MATERIAL SUPPLIED -

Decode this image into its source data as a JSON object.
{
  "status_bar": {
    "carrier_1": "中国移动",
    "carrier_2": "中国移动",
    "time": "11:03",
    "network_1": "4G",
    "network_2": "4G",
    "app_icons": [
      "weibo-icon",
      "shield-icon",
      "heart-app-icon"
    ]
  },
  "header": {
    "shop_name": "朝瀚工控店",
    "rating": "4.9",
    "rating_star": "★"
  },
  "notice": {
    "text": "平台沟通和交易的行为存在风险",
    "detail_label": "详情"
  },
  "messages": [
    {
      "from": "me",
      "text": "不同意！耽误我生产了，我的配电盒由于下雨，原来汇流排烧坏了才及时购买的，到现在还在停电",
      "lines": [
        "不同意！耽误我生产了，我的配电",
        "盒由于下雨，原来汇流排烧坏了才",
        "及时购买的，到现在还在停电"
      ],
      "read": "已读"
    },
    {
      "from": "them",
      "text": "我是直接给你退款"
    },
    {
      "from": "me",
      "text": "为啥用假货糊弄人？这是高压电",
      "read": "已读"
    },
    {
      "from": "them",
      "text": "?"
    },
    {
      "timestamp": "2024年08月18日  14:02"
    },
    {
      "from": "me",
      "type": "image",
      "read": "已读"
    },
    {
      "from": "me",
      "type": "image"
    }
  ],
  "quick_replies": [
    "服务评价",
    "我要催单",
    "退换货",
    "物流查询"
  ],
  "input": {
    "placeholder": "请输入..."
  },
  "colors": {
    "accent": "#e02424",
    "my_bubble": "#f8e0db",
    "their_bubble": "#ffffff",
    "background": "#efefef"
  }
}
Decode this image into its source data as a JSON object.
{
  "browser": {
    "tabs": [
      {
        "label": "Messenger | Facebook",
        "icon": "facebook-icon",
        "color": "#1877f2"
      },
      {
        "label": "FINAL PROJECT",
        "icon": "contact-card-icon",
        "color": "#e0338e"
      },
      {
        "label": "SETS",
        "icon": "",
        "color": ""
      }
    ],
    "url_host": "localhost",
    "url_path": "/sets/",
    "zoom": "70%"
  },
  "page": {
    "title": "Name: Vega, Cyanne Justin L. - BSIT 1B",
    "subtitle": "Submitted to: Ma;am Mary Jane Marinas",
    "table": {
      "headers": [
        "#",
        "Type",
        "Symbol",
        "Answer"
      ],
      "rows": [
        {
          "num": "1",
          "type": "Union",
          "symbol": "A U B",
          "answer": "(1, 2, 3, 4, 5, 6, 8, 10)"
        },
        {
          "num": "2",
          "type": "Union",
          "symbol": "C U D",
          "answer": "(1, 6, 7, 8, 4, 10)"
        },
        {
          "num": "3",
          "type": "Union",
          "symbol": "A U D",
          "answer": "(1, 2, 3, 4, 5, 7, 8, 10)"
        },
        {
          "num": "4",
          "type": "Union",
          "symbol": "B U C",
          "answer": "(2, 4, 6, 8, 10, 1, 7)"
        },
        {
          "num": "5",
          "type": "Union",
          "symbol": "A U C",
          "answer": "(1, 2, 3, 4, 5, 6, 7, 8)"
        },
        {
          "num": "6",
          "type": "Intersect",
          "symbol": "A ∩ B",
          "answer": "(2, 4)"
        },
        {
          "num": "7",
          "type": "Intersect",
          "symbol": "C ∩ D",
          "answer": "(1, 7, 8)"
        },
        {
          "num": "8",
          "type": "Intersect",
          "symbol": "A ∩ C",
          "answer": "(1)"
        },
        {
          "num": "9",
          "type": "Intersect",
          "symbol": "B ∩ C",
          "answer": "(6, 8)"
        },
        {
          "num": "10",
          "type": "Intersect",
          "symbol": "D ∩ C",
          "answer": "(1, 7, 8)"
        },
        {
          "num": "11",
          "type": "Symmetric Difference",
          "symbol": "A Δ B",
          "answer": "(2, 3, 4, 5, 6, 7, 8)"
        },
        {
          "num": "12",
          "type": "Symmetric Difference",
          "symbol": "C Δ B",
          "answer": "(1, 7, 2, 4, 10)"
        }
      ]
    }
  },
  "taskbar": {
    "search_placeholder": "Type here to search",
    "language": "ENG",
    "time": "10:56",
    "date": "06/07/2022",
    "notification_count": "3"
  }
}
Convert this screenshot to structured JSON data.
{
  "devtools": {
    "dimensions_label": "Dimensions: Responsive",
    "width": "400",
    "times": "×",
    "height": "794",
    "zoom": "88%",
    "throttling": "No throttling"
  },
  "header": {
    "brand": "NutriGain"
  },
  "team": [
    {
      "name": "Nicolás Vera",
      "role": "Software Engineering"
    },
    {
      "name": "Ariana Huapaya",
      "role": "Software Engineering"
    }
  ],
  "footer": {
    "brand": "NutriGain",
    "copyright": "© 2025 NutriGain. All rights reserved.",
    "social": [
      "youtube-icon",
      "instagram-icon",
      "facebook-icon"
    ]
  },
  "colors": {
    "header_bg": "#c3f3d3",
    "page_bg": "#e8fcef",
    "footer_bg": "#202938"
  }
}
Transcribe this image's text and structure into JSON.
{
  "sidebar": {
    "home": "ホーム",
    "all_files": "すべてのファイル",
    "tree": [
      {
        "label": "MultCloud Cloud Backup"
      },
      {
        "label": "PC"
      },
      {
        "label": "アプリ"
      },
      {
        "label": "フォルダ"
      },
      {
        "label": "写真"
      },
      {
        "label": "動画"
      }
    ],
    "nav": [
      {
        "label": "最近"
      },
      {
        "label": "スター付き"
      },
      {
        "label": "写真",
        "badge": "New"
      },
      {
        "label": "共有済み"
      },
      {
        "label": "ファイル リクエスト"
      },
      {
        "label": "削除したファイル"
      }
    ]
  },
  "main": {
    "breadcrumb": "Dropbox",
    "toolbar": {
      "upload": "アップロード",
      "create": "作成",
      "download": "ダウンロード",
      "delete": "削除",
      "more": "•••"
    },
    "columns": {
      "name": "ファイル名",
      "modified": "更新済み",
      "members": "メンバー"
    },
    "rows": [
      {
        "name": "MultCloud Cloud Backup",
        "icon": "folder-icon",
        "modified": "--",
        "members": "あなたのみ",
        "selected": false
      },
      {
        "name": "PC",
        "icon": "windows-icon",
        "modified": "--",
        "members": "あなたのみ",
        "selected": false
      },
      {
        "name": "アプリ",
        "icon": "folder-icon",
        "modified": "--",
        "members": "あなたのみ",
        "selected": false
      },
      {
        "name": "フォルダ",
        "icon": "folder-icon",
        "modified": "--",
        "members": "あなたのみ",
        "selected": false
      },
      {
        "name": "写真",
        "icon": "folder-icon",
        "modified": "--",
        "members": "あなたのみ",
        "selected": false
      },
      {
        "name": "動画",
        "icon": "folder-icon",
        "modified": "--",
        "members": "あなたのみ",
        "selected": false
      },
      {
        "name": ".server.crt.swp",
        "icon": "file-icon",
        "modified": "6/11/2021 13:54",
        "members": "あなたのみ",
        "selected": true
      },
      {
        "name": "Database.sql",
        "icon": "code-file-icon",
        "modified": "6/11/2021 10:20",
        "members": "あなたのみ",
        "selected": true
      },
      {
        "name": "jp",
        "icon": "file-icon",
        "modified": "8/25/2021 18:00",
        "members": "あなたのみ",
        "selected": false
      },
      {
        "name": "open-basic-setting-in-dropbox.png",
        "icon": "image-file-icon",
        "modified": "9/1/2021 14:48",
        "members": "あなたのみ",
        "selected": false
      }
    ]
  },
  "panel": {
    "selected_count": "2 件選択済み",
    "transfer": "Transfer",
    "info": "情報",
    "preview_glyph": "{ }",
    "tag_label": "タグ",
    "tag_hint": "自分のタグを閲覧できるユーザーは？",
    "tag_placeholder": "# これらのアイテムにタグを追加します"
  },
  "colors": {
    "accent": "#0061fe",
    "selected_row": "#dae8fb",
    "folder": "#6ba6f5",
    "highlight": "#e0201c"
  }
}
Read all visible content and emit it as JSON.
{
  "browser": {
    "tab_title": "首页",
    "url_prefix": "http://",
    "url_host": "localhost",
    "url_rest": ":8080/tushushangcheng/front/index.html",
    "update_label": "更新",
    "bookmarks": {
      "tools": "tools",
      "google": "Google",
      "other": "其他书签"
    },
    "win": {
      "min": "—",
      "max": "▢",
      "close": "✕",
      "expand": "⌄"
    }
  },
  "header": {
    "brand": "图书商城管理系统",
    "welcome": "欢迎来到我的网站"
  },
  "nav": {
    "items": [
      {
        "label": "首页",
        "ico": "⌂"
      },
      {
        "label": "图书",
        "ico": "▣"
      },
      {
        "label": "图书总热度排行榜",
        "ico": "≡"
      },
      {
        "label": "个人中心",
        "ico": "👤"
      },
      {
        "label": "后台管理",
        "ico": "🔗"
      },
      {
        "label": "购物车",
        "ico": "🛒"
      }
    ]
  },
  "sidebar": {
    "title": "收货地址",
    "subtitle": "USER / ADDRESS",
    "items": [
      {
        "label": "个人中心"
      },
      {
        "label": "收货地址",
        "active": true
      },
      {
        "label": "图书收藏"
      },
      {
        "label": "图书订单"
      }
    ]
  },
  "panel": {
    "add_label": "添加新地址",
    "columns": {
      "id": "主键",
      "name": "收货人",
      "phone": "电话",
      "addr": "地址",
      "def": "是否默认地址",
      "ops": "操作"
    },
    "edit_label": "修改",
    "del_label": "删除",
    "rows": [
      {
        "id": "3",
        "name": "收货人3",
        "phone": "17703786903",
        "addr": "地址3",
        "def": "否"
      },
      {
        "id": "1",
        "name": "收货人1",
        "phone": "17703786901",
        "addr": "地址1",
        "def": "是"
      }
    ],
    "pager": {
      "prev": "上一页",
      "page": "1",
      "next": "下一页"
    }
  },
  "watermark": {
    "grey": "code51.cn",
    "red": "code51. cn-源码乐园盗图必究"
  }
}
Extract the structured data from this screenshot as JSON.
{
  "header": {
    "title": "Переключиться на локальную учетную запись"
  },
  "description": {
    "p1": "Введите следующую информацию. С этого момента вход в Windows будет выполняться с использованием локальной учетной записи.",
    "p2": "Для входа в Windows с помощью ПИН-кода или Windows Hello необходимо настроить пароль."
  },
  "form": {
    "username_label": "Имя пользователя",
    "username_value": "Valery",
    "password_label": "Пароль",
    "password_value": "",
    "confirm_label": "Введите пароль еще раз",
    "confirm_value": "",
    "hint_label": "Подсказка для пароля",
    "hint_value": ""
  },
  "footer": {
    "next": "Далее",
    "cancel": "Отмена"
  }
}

REQUEST - Report the number of lines in the listing that include the string "screenshot"; give nothing but the number.

SOLUTION TO THIS TASK - 2